▶ Task to complete: The records below must be retyped exactly.

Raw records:
------------------------------------

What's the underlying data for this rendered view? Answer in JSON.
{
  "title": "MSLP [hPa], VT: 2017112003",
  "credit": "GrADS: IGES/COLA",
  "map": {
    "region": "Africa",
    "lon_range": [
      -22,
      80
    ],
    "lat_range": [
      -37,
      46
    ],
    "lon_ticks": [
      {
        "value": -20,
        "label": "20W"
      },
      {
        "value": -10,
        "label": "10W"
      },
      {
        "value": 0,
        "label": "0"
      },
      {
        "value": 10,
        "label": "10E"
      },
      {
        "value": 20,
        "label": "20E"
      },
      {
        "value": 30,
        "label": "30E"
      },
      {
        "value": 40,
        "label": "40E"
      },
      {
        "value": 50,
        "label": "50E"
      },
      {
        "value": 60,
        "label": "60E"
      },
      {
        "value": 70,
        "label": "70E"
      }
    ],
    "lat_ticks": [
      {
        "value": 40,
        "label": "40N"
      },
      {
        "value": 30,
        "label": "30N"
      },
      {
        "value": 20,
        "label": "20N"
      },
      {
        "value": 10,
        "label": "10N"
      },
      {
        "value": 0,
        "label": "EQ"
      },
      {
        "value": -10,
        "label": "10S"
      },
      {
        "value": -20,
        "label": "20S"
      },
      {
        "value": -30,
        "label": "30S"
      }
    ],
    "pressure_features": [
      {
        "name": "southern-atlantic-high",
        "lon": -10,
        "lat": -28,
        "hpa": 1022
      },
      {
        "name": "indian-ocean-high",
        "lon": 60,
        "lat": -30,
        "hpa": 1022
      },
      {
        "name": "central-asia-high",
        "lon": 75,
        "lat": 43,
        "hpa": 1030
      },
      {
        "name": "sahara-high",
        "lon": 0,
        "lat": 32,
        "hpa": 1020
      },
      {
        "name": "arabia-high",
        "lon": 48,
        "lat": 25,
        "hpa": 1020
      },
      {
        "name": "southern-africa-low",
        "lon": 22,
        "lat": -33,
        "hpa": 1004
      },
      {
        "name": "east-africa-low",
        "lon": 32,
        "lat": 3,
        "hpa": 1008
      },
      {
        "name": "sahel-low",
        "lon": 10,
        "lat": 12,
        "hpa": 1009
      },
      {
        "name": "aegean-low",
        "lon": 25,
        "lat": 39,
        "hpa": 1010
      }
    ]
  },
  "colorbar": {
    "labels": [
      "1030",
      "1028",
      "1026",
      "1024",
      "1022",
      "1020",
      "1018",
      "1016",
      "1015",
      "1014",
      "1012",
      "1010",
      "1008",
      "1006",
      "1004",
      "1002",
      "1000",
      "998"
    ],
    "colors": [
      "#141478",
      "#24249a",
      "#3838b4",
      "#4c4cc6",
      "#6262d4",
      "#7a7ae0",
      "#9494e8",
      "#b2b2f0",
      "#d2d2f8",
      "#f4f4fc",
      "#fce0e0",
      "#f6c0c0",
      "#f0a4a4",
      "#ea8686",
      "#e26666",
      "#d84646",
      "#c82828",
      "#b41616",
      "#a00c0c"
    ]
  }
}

------------------------------------

▶ Response to this task:
What's the underlying data for this rendered view? Answer in JSON.
{
  "title": "MSLP [hPa], VT: 2017112003",
  "credit": "GrADS: IGES/COLA",
  "map": {
    "region": "Africa",
    "lon_range": [
      -22,
      80
    ],
    "lat_range": [
      -37,
      46
    ],
    "lon_ticks": [
      {
        "value": -20,
        "label": "20W"
      },
      {
        "value": -10,
        "label": "10W"
      },
      {
        "value": 0,
        "label": "0"
      },
      {
        "value": 10,
        "label": "10E"
      },
      {
        "value": 20,
        "label": "20E"
      },
      {
        "value": 30,
        "label": "30E"
      },
      {
        "value": 40,
        "label": "40E"
      },
      {
        "value": 50,
        "label": "50E"
      },
      {
        "value": 60,
        "label": "60E"
      },
      {
        "value": 70,
        "label": "70E"
      }
    ],
    "lat_ticks": [
      {
        "value": 40,
        "label": "40N"
      },
      {
        "value": 30,
        "label": "30N"
      },
      {
        "value": 20,
        "label": "20N"
      },
      {
        "value": 10,
        "label": "10N"
      },
      {
        "value": 0,
        "label": "EQ"
      },
      {
        "value": -10,
        "label": "10S"
      },
      {
        "value": -20,
        "label": "20S"
      },
      {
        "value": -30,
        "label": "30S"
      }
    ],
    "pressure_features": [
      {
        "name": "southern-atlantic-high",
        "lon": -10,
        "lat": -28,
        "hpa": 1022
      },
      {
        "name": "indian-ocean-high",
        "lon": 60,
        "lat": -30,
        "hpa": 1022
      },
      {
        "name": "central-asia-high",
        "lon": 75,
        "lat": 43,
        "hpa": 1030
      },
      {
        "name": "sahara-high",
        "lon": 0,
        "lat": 32,
        "hpa": 1020
      },
      {
        "name": "arabia-high",
        "lon": 48,
        "lat": 25,
        "hpa": 1020
      },
      {
        "name": "southern-africa-low",
        "lon": 22,
        "lat": -33,
        "hpa": 1004
      },
      {
        "name": "east-africa-low",
        "lon": 32,
        "lat": 3,
        "hpa": 1008
      },
      {
        "name": "sahel-low",
        "lon": 10,
        "lat": 12,
        "hpa": 1009
      },
      {
        "name": "aegean-low",
        "lon": 25,
        "lat": 39,
        "hpa": 1010
      }
    ]
  },
  "colorbar": {
    "labels": [
      "1030",
      "1028",
      "1026",
      "1024",
      "1022",
      "1020",
      "1018",
      "1016",
      "1015",
      "1014",
      "1012",
      "1010",
      "1008",
      "1006",
      "1004",
      "1002",
      "1000",
      "998"
    ],
    "colors": [
      "#141478",
      "#24249a",
      "#3838b4",
      "#4c4cc6",
      "#6262d4",
      "#7a7ae0",
      "#9494e8",
      "#b2b2f0",
      "#d2d2f8",
      "#f4f4fc",
      "#fce0e0",
      "#f6c0c0",
      "#f0a4a4",
      "#ea8686",
      "#e26666",
      "#d84646",
      "#c82828",
      "#b41616",
      "#a00c0c"
    ]
  }
}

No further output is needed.